Short problem: Give only the number of lines in the data that contain the word "document".

Source data:
━━━━━━━━━━━━━━━━━━━━━━━━━━━━━━

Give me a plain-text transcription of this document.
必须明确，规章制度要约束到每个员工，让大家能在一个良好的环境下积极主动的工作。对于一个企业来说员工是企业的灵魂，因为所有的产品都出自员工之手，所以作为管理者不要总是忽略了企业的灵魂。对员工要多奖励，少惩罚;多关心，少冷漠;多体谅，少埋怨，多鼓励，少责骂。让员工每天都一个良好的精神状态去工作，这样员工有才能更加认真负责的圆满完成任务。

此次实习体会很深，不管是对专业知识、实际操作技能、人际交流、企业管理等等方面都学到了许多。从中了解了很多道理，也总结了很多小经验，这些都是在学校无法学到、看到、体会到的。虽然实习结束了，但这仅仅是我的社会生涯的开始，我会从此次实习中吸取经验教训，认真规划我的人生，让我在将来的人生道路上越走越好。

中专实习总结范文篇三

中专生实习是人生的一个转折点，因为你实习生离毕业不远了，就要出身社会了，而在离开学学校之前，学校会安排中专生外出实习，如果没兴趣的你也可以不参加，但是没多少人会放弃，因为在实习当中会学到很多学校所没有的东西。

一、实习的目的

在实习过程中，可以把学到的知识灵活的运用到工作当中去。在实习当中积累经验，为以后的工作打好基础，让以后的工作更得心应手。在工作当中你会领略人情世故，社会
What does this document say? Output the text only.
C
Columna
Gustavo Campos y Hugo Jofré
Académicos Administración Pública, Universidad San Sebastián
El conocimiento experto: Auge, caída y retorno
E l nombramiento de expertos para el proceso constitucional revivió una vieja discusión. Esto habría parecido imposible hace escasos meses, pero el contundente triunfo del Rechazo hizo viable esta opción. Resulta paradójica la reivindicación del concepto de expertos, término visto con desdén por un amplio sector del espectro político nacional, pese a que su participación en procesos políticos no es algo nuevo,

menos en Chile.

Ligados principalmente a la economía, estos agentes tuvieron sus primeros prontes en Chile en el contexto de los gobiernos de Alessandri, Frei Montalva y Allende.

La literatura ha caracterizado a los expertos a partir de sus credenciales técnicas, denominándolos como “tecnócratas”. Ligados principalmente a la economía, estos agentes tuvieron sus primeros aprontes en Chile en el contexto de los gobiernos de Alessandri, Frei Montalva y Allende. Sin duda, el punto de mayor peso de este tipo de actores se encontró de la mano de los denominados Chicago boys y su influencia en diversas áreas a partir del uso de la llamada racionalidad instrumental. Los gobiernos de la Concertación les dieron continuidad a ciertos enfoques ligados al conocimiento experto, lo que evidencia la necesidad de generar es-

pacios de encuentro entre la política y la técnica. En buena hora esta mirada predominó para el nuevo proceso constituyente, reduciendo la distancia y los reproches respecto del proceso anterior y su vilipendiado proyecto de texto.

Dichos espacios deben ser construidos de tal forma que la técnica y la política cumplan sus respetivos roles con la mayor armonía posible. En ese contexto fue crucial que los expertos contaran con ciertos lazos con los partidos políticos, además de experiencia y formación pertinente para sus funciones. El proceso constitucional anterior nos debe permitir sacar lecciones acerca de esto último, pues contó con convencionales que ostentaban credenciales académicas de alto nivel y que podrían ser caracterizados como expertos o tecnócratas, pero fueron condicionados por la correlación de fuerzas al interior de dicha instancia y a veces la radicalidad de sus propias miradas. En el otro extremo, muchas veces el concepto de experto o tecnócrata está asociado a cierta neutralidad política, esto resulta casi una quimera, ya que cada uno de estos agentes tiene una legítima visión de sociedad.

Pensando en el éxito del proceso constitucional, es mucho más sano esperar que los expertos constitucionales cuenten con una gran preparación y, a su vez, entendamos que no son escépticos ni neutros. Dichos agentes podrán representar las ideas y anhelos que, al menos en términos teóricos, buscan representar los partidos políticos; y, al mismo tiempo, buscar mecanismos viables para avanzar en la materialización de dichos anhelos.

━━━━━━━━━━━━━━━━━━━━━━━━━━━━━━

Task response: 2